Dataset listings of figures

* Begin *

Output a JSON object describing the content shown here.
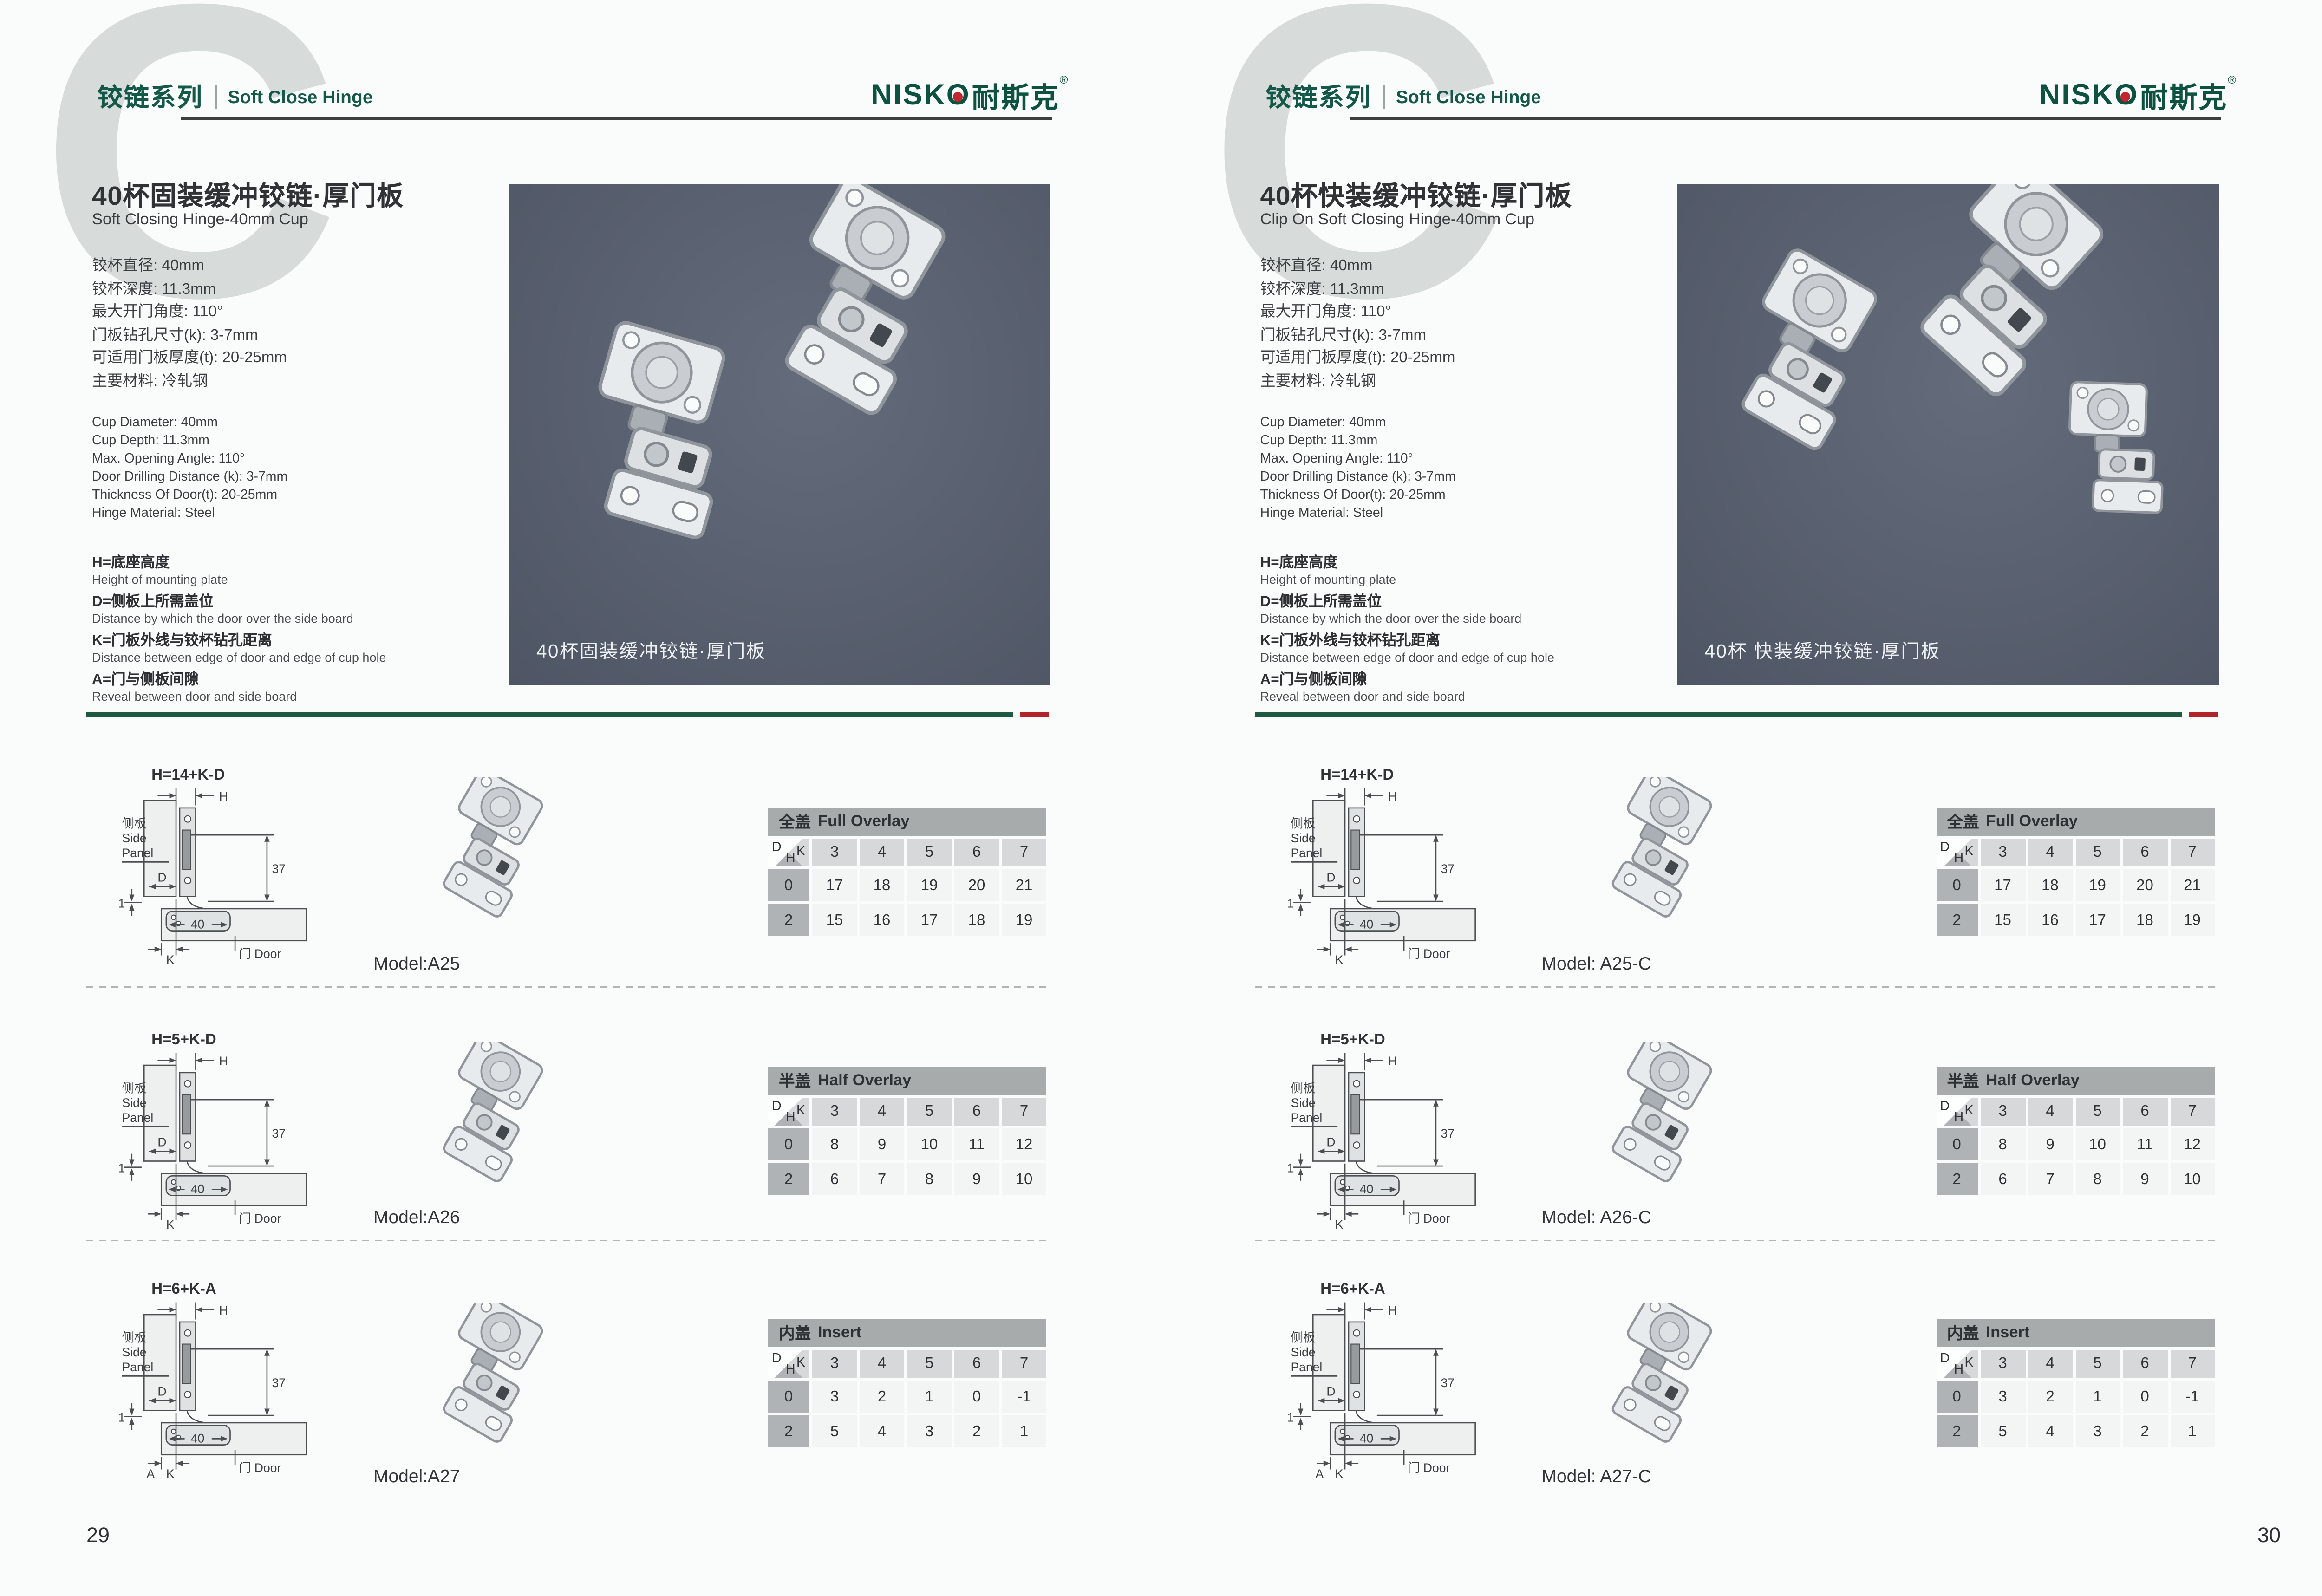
{
  "header": {
    "watermark_letter": "C",
    "series_cn": "铰链系列",
    "series_en": "Soft Close Hinge",
    "brand_latin": "NISKO",
    "brand_cn": "耐斯克",
    "registered": "®"
  },
  "pages": [
    {
      "page_number": "29",
      "title_cn": "40杯固装缓冲铰链·厚门板",
      "title_en": "Soft Closing Hinge-40mm Cup",
      "photo_caption": "40杯固装缓冲铰链·厚门板",
      "models": [
        "Model:A25",
        "Model:A26",
        "Model:A27"
      ]
    },
    {
      "page_number": "30",
      "title_cn": "40杯快装缓冲铰链·厚门板",
      "title_en": "Clip On Soft Closing Hinge-40mm Cup",
      "photo_caption": "40杯 快装缓冲铰链·厚门板",
      "models": [
        "Model: A25-C",
        "Model: A26-C",
        "Model: A27-C"
      ]
    }
  ],
  "specs_cn": [
    "铰杯直径: 40mm",
    "铰杯深度: 11.3mm",
    "最大开门角度: 110°",
    "门板钻孔尺寸(k): 3-7mm",
    "可适用门板厚度(t): 20-25mm",
    "主要材料: 冷轧钢"
  ],
  "specs_en": [
    "Cup Diameter: 40mm",
    "Cup Depth: 11.3mm",
    "Max. Opening Angle: 110°",
    "Door Drilling Distance (k): 3-7mm",
    "Thickness Of Door(t): 20-25mm",
    "Hinge Material: Steel"
  ],
  "legend": [
    {
      "cn": "H=底座高度",
      "en": "Height of mounting plate"
    },
    {
      "cn": "D=侧板上所需盖位",
      "en": "Distance by which the door over the side board"
    },
    {
      "cn": "K=门板外线与铰杯钻孔距离",
      "en": "Distance between edge of door and edge of cup hole"
    },
    {
      "cn": "A=门与侧板间隙",
      "en": "Reveal between door and side board"
    }
  ],
  "corner": {
    "d": "D",
    "k": "K",
    "h": "H"
  },
  "tables": [
    {
      "title_cn": "全盖",
      "title_en": "Full Overlay",
      "k_values": [
        "3",
        "4",
        "5",
        "6",
        "7"
      ],
      "rows": [
        {
          "h": "0",
          "values": [
            "17",
            "18",
            "19",
            "20",
            "21"
          ]
        },
        {
          "h": "2",
          "values": [
            "15",
            "16",
            "17",
            "18",
            "19"
          ]
        }
      ]
    },
    {
      "title_cn": "半盖",
      "title_en": "Half Overlay",
      "k_values": [
        "3",
        "4",
        "5",
        "6",
        "7"
      ],
      "rows": [
        {
          "h": "0",
          "values": [
            "8",
            "9",
            "10",
            "11",
            "12"
          ]
        },
        {
          "h": "2",
          "values": [
            "6",
            "7",
            "8",
            "9",
            "10"
          ]
        }
      ]
    },
    {
      "title_cn": "内盖",
      "title_en": "Insert",
      "k_values": [
        "3",
        "4",
        "5",
        "6",
        "7"
      ],
      "rows": [
        {
          "h": "0",
          "values": [
            "3",
            "2",
            "1",
            "0",
            "-1"
          ]
        },
        {
          "h": "2",
          "values": [
            "5",
            "4",
            "3",
            "2",
            "1"
          ]
        }
      ]
    }
  ],
  "diagrams": [
    {
      "formula": "H=14+K-D"
    },
    {
      "formula": "H=5+K-D"
    },
    {
      "formula": "H=6+K-A",
      "label_a": "A"
    }
  ],
  "diagram_labels": {
    "side_cn": "侧板",
    "side_en1": "Side",
    "side_en2": "Panel",
    "door": "门 Door",
    "h": "H",
    "d": "D",
    "k": "K",
    "dim37": "37",
    "dim40": "40",
    "dim1": "1"
  },
  "colors": {
    "brand_green": "#14584a",
    "separator_green": "#1e5a41",
    "accent_red": "#b22429",
    "photo_panel": "#575e6d"
  }
}
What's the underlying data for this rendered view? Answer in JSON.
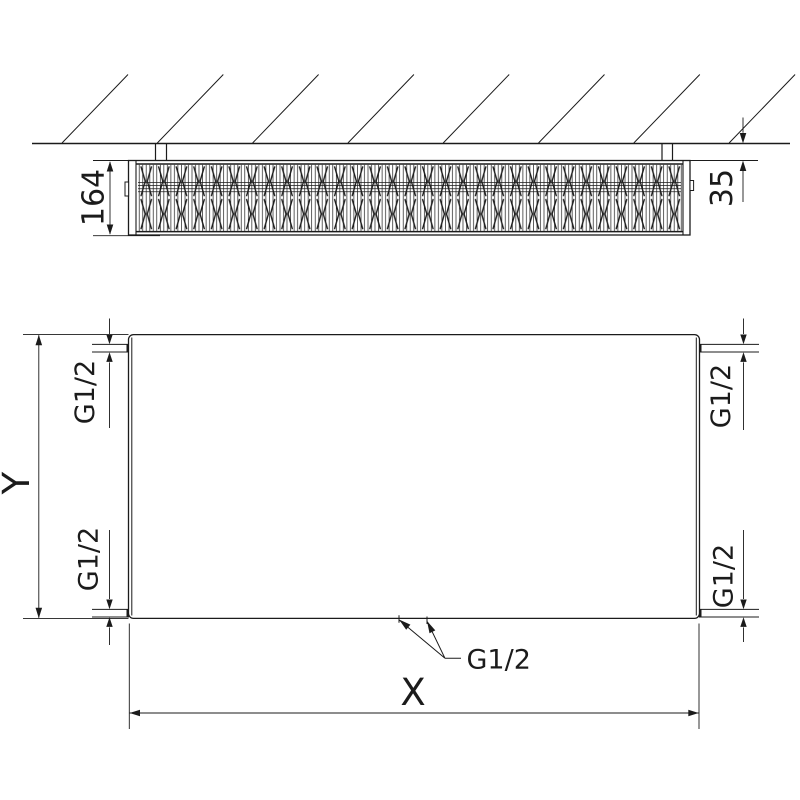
{
  "drawing": {
    "top_view": {
      "depth_label": "164",
      "wall_gap_label": "35"
    },
    "front_view": {
      "height_label": "Y",
      "width_label": "X",
      "port_top_left": "G1/2",
      "port_top_right": "G1/2",
      "port_bottom_left": "G1/2",
      "port_bottom_right": "G1/2",
      "port_bottom_center": "G1/2"
    },
    "colors": {
      "line": "#1b1b1b",
      "background": "#ffffff"
    }
  }
}
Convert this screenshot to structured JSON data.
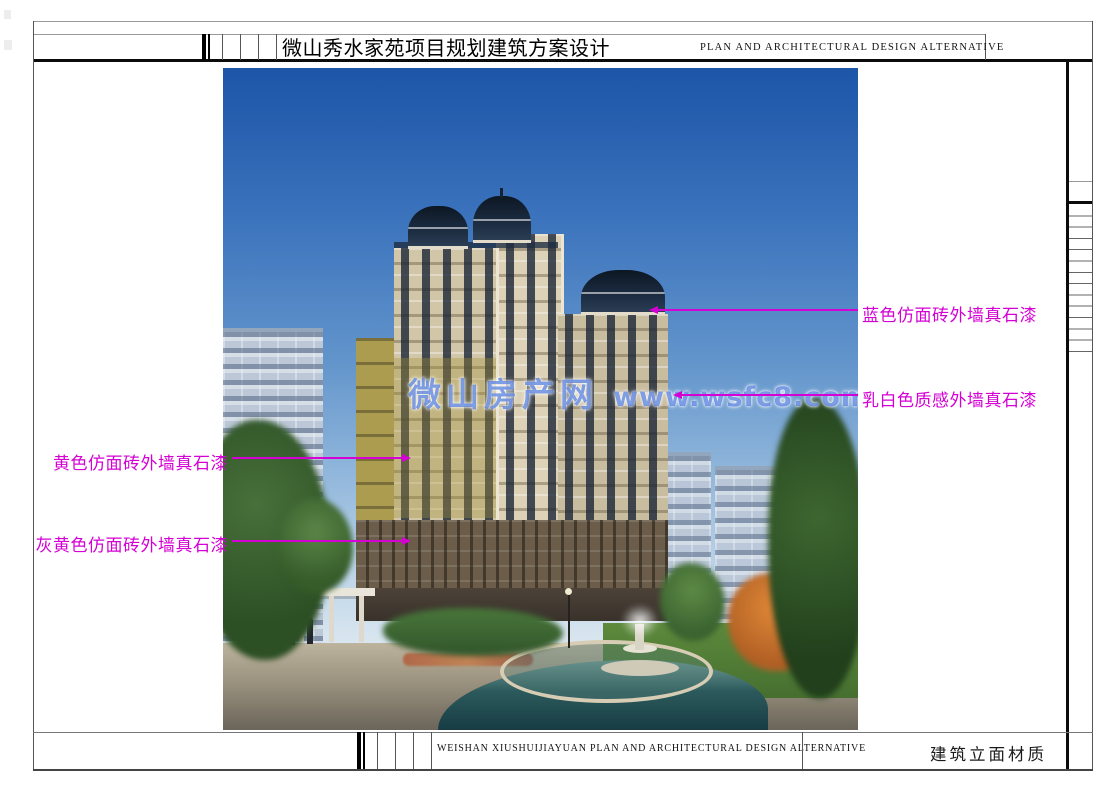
{
  "header": {
    "title_cn": "微山秀水家苑项目规划建筑方案设计",
    "title_en": "PLAN AND ARCHITECTURAL DESIGN ALTERNATIVE"
  },
  "footer": {
    "project_en": "WEISHAN XIUSHUIJIAYUAN PLAN AND ARCHITECTURAL DESIGN ALTERNATIVE",
    "sheet_title_cn": "建筑立面材质"
  },
  "annotations": {
    "color": "#d400d4",
    "right": [
      {
        "label": "蓝色仿面砖外墙真石漆"
      },
      {
        "label": "乳白色质感外墙真石漆"
      }
    ],
    "left": [
      {
        "label": "黄色仿面砖外墙真石漆"
      },
      {
        "label": "灰黄色仿面砖外墙真石漆"
      }
    ]
  },
  "watermark": {
    "site_name": "微山房产网",
    "url": "www.wsfc8.com",
    "color": "rgba(50,100,215,0.62)"
  }
}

* End *

▸ **Required work**
Search the data for the string "Overlay". List each line that has it.

▸ **Correct answer**
      "title_en": "Full Overlay",
      "title_en": "Half Overlay",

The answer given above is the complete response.